INPUT DATA -
##########

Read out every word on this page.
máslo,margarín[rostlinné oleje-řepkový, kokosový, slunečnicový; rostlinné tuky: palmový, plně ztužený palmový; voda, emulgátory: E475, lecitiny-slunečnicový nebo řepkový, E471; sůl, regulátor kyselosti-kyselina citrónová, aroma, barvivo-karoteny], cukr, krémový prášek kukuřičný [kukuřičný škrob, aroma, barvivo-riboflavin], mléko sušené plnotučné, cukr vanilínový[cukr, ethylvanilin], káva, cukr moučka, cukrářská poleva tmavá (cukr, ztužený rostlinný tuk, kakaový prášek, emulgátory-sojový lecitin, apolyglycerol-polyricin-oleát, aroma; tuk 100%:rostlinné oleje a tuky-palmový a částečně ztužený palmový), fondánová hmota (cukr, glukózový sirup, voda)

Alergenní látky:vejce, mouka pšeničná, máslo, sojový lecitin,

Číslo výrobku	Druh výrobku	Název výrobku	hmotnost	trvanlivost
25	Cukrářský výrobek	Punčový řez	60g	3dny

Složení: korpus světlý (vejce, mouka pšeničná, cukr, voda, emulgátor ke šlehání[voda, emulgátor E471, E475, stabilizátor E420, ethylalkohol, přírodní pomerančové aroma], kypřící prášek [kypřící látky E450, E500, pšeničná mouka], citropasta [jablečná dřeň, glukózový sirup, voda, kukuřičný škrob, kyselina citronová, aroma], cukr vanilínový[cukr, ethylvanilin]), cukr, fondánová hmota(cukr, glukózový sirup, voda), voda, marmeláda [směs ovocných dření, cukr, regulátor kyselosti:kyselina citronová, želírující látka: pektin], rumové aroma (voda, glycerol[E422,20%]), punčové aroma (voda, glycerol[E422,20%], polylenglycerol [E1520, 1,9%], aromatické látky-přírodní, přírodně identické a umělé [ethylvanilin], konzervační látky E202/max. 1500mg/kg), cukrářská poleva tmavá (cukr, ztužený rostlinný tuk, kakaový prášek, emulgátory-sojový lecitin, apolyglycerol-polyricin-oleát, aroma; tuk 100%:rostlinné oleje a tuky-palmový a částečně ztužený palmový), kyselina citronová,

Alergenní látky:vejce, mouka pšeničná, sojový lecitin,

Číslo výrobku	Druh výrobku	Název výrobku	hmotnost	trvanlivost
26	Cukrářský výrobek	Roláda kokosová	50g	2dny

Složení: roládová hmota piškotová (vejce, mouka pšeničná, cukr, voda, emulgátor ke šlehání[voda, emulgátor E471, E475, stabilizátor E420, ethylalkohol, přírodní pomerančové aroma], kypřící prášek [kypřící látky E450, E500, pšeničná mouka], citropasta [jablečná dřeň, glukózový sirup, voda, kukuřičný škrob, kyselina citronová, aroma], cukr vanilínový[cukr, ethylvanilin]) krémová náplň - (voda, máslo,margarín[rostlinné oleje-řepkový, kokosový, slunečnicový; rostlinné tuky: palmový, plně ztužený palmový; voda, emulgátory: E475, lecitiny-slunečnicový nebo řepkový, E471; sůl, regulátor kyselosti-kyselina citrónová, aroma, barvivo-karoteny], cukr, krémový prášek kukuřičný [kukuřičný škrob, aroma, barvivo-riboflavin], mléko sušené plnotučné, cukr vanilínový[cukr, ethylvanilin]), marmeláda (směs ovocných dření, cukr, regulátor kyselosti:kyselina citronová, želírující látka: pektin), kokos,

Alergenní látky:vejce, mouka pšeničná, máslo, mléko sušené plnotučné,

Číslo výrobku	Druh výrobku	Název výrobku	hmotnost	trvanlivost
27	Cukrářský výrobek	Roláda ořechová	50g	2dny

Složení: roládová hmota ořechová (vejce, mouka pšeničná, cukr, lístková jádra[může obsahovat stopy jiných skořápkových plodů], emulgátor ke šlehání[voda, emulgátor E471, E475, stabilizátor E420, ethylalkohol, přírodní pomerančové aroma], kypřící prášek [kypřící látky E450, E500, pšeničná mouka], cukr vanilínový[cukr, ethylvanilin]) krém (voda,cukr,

##########

WRITTEN TASK - Retype all of the material above with every character intact.

RESPONSE TO THIS TASK -
Read out every word on this page.
máslo,margarín[rostlinné oleje-řepkový, kokosový, slunečnicový; rostlinné tuky: palmový, plně ztužený palmový; voda, emulgátory: E475, lecitiny-slunečnicový nebo řepkový, E471; sůl, regulátor kyselosti-kyselina citrónová, aroma, barvivo-karoteny], cukr, krémový prášek kukuřičný [kukuřičný škrob, aroma, barvivo-riboflavin], mléko sušené plnotučné, cukr vanilínový[cukr, ethylvanilin], káva, cukr moučka, cukrářská poleva tmavá (cukr, ztužený rostlinný tuk, kakaový prášek, emulgátory-sojový lecitin, apolyglycerol-polyricin-oleát, aroma; tuk 100%:rostlinné oleje a tuky-palmový a částečně ztužený palmový), fondánová hmota (cukr, glukózový sirup, voda)

Alergenní látky:vejce, mouka pšeničná, máslo, sojový lecitin,

Číslo výrobku	Druh výrobku	Název výrobku	hmotnost	trvanlivost
25	Cukrářský výrobek	Punčový řez	60g	3dny

Složení: korpus světlý (vejce, mouka pšeničná, cukr, voda, emulgátor ke šlehání[voda, emulgátor E471, E475, stabilizátor E420, ethylalkohol, přírodní pomerančové aroma], kypřící prášek [kypřící látky E450, E500, pšeničná mouka], citropasta [jablečná dřeň, glukózový sirup, voda, kukuřičný škrob, kyselina citronová, aroma], cukr vanilínový[cukr, ethylvanilin]), cukr, fondánová hmota(cukr, glukózový sirup, voda), voda, marmeláda [směs ovocných dření, cukr, regulátor kyselosti:kyselina citronová, želírující látka: pektin], rumové aroma (voda, glycerol[E422,20%]), punčové aroma (voda, glycerol[E422,20%], polylenglycerol [E1520, 1,9%], aromatické látky-přírodní, přírodně identické a umělé [ethylvanilin], konzervační látky E202/max. 1500mg/kg), cukrářská poleva tmavá (cukr, ztužený rostlinný tuk, kakaový prášek, emulgátory-sojový lecitin, apolyglycerol-polyricin-oleát, aroma; tuk 100%:rostlinné oleje a tuky-palmový a částečně ztužený palmový), kyselina citronová,

Alergenní látky:vejce, mouka pšeničná, sojový lecitin,

Číslo výrobku	Druh výrobku	Název výrobku	hmotnost	trvanlivost
26	Cukrářský výrobek	Roláda kokosová	50g	2dny

Složení: roládová hmota piškotová (vejce, mouka pšeničná, cukr, voda, emulgátor ke šlehání[voda, emulgátor E471, E475, stabilizátor E420, ethylalkohol, přírodní pomerančové aroma], kypřící prášek [kypřící látky E450, E500, pšeničná mouka], citropasta [jablečná dřeň, glukózový sirup, voda, kukuřičný škrob, kyselina citronová, aroma], cukr vanilínový[cukr, ethylvanilin]) krémová náplň - (voda, máslo,margarín[rostlinné oleje-řepkový, kokosový, slunečnicový; rostlinné tuky: palmový, plně ztužený palmový; voda, emulgátory: E475, lecitiny-slunečnicový nebo řepkový, E471; sůl, regulátor kyselosti-kyselina citrónová, aroma, barvivo-karoteny], cukr, krémový prášek kukuřičný [kukuřičný škrob, aroma, barvivo-riboflavin], mléko sušené plnotučné, cukr vanilínový[cukr, ethylvanilin]), marmeláda (směs ovocných dření, cukr, regulátor kyselosti:kyselina citronová, želírující látka: pektin), kokos,

Alergenní látky:vejce, mouka pšeničná, máslo, mléko sušené plnotučné,

Číslo výrobku	Druh výrobku	Název výrobku	hmotnost	trvanlivost
27	Cukrářský výrobek	Roláda ořechová	50g	2dny

Složení: roládová hmota ořechová (vejce, mouka pšeničná, cukr, lístková jádra[může obsahovat stopy jiných skořápkových plodů], emulgátor ke šlehání[voda, emulgátor E471, E475, stabilizátor E420, ethylalkohol, přírodní pomerančové aroma], kypřící prášek [kypřící látky E450, E500, pšeničná mouka], cukr vanilínový[cukr, ethylvanilin]) krém (voda,cukr,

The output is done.